_Given data_:
*-*-*

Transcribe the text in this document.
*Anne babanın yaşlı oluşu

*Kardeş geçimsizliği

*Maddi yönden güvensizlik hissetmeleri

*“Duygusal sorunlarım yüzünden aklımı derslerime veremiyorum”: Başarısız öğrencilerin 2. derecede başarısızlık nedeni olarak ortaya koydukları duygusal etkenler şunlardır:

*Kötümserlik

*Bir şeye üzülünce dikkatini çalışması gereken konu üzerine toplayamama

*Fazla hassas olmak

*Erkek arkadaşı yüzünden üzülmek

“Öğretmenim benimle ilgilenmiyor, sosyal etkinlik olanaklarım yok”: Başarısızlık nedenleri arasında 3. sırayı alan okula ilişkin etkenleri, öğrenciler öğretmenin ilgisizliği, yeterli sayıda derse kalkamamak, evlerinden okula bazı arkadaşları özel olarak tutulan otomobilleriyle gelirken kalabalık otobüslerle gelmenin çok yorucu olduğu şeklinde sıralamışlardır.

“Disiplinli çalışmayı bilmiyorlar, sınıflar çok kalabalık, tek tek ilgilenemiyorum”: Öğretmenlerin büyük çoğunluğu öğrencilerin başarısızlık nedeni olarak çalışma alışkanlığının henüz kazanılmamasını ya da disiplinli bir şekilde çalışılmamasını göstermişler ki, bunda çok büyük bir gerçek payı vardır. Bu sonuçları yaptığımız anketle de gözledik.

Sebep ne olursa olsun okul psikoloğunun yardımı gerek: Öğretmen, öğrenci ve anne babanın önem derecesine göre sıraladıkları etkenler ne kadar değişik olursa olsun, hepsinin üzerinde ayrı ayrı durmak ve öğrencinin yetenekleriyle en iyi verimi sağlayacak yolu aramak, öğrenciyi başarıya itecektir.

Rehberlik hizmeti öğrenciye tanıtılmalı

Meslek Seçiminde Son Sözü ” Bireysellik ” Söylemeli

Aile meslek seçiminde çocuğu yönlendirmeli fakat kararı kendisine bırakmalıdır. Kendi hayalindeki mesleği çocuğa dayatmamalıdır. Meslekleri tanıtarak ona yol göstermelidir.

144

*-*-*

_Required work_: Reproduce the material above exactly; please quote every line of it.

_Answer to the exercise_:
Transcribe the text in this document.
*Anne babanın yaşlı oluşu

*Kardeş geçimsizliği

*Maddi yönden güvensizlik hissetmeleri

*“Duygusal sorunlarım yüzünden aklımı derslerime veremiyorum”: Başarısız öğrencilerin 2. derecede başarısızlık nedeni olarak ortaya koydukları duygusal etkenler şunlardır:

*Kötümserlik

*Bir şeye üzülünce dikkatini çalışması gereken konu üzerine toplayamama

*Fazla hassas olmak

*Erkek arkadaşı yüzünden üzülmek

“Öğretmenim benimle ilgilenmiyor, sosyal etkinlik olanaklarım yok”: Başarısızlık nedenleri arasında 3. sırayı alan okula ilişkin etkenleri, öğrenciler öğretmenin ilgisizliği, yeterli sayıda derse kalkamamak, evlerinden okula bazı arkadaşları özel olarak tutulan otomobilleriyle gelirken kalabalık otobüslerle gelmenin çok yorucu olduğu şeklinde sıralamışlardır.

“Disiplinli çalışmayı bilmiyorlar, sınıflar çok kalabalık, tek tek ilgilenemiyorum”: Öğretmenlerin büyük çoğunluğu öğrencilerin başarısızlık nedeni olarak çalışma alışkanlığının henüz kazanılmamasını ya da disiplinli bir şekilde çalışılmamasını göstermişler ki, bunda çok büyük bir gerçek payı vardır. Bu sonuçları yaptığımız anketle de gözledik.

Sebep ne olursa olsun okul psikoloğunun yardımı gerek: Öğretmen, öğrenci ve anne babanın önem derecesine göre sıraladıkları etkenler ne kadar değişik olursa olsun, hepsinin üzerinde ayrı ayrı durmak ve öğrencinin yetenekleriyle en iyi verimi sağlayacak yolu aramak, öğrenciyi başarıya itecektir.

Rehberlik hizmeti öğrenciye tanıtılmalı

Meslek Seçiminde Son Sözü ” Bireysellik ” Söylemeli

Aile meslek seçiminde çocuğu yönlendirmeli fakat kararı kendisine bırakmalıdır. Kendi hayalindeki mesleği çocuğa dayatmamalıdır. Meslekleri tanıtarak ona yol göstermelidir.

144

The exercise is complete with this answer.